### TEXTE PROPOSÉ
╔══
Discrimination sournoise à l’égard des Roms : la honte de l’Europe

Alon Ben-Meir et Arbana Xharra

Il y a deux semaines, une Rom de 29 ans a été agressée physiquement au beau milieu de la journée au Kosovo, après la circulation de fausses accusations selon lesquelles elle aurait enlevé des enfants. Les médias sociaux permettent de diffuser des discours haineux et des informations trompeuses, ce qui a souvent le don de déclencher des violences contre des Roms innocents. En général, la haine et le mépris qu’éprouvent les citoyens des Balkans et de l’ensemble de l’Europe à l’égard des Roms sont tristement ancrés dans leur psychisme et leur orientation culturelle. Ceci explique en grande partie pourquoi une jeune femme rom a été violentée en ville sous les yeux d’une foule de jeunes gens totalement indifférents. C’est à se demander pourquoi les gouvernements européens ne prennent pas toutes les mesures nécessaires pour mettre un terme à ce type de comportement ignoble, surtout dans les pays qui aspirent à rejoindre les rangs de l’UE.
╚══
### DONNÉES
╔══
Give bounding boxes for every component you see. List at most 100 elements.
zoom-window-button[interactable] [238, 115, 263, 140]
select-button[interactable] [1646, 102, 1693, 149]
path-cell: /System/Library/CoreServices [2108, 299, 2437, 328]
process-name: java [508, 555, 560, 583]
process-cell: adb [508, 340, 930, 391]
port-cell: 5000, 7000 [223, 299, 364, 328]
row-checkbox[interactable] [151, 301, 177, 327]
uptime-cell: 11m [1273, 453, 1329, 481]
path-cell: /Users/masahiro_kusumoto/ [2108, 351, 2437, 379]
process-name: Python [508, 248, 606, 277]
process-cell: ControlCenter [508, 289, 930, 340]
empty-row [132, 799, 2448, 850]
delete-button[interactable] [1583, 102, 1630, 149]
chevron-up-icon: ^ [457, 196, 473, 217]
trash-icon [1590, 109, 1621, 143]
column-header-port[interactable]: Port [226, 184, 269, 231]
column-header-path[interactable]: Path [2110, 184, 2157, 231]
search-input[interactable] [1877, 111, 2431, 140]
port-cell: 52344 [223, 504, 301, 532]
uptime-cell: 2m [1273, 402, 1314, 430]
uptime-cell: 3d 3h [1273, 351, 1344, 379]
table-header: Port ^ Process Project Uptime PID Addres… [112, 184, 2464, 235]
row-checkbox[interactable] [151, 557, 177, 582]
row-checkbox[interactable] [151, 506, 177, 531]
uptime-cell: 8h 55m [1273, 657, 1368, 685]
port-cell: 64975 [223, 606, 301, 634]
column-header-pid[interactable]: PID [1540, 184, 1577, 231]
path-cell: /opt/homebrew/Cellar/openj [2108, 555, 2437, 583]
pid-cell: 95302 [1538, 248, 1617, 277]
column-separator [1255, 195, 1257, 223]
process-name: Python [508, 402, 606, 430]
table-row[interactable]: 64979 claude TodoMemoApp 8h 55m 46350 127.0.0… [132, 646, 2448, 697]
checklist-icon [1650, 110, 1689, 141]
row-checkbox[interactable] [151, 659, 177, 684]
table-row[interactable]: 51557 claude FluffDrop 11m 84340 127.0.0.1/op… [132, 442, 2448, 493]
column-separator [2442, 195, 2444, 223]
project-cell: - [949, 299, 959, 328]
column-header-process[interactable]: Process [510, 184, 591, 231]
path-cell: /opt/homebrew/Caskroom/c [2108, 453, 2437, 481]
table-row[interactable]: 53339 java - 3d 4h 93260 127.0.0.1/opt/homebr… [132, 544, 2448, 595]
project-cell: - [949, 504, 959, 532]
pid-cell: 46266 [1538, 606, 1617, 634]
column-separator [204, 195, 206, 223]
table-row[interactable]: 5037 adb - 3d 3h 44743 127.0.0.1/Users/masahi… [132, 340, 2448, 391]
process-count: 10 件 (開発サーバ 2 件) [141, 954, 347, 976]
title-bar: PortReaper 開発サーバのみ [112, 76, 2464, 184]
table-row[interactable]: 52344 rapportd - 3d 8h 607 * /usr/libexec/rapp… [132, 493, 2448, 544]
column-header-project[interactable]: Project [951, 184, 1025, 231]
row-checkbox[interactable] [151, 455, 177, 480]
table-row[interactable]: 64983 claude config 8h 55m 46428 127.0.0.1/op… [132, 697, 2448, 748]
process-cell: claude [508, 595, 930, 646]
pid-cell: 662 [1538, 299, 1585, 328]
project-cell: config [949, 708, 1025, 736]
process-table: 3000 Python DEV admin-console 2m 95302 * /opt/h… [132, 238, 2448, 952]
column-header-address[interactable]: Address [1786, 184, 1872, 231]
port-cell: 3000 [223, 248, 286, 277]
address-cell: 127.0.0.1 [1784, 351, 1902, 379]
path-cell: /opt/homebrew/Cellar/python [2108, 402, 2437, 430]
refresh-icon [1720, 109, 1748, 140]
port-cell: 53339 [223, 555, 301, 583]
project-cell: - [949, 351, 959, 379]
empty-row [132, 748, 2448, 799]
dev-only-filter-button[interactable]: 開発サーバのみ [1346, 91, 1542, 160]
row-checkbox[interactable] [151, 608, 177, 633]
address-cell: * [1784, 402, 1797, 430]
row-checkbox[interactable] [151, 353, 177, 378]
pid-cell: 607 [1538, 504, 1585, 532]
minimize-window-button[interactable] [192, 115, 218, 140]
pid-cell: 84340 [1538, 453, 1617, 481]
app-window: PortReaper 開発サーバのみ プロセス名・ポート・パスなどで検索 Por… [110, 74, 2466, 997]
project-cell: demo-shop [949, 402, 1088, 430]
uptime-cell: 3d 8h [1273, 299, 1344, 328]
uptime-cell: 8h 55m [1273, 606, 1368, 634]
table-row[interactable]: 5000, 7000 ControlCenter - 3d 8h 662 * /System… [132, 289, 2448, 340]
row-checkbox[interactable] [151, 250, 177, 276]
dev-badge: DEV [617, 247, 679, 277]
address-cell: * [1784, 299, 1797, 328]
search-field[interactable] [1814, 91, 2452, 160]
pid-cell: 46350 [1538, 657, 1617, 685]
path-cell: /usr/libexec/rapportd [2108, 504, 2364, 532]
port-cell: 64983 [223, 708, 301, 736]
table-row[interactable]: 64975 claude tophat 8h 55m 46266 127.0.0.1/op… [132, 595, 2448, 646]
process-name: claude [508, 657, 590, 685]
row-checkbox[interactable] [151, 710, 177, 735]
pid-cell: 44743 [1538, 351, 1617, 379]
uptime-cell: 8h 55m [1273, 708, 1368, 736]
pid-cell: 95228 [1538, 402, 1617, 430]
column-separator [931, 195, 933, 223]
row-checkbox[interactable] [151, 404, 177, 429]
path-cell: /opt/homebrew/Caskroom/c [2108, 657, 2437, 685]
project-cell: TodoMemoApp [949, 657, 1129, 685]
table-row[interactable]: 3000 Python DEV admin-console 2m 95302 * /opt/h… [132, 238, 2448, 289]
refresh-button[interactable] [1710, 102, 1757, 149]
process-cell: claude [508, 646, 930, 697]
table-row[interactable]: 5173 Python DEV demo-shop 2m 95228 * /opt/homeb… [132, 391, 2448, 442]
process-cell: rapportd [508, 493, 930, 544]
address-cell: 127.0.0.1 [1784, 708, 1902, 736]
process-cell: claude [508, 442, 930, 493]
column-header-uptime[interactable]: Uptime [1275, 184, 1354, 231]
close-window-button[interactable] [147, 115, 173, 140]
╚══
Poursuivez l'article sur la discrimination envers les Roms en Europe à partir de sa dernière phrase. Les items proviennent d'une autre source que le texte.

### RÉPONSE
Selon les estimations de la Commission européenne, 10 à 12 millions de Roms vivent en Europe, dont un million dans les pays des Balkans occidentaux. Ils représentent la plus grande minorité ethnique d’Europe, vivent en grande partie dans la pauvreté et sont victimes de préjugés, de violences, d’exclusion sociale, d’esclavage sexuel et de maltraitance à l’égard des enfants. D’après les informations reçues en 2018, rien qu’aux Pays-Bas, des centaines d’enfants roms ont été victimes de la traite, vendus en tant qu’esclaves sexuels. Même si des pays de l’UE ont interdit toute discrimination vis-à-vis de la communauté rom, celle-ci se heurte encore et toujours à d’importants obstacles en matière d’éducation, d’accès aux soins de santé et, évidemment, d’emploi.

À la suite de l’agression commise à l’encontre de la jeune Rom, Vlora Citaku, ambassadrice du Kosovo aux États-Unis, a fait part d’une anecdote personnelle, dans laquelle elle décrit la manière dont la société kosovare discrimine les Roms depuis plusieurs décennies. « Nurije et Fitim étaient dans ma classe », a-t-elle écrit. « Ils s’asseyaient toujours dans le fond de la classe, alors même que notre professeur leur demandait de s’asseoir avec nous. Mais nous nous moquions d’eux, nous ne voulions ni les toucher ni jouer avec eux, et encore moins leur parler. Un jour, Nurije est tombée malade et n’est pas venue à l’école pendant plusieurs semaines… Notre professeur s’efforçait de nous faire jouer ensemble et nous punissait si nous les blessions ou si nous nous moquions d’eux. Ils ne sont plus venus à l’école parce que nous étions devenus insupportables… et c’est entièrement notre faute. »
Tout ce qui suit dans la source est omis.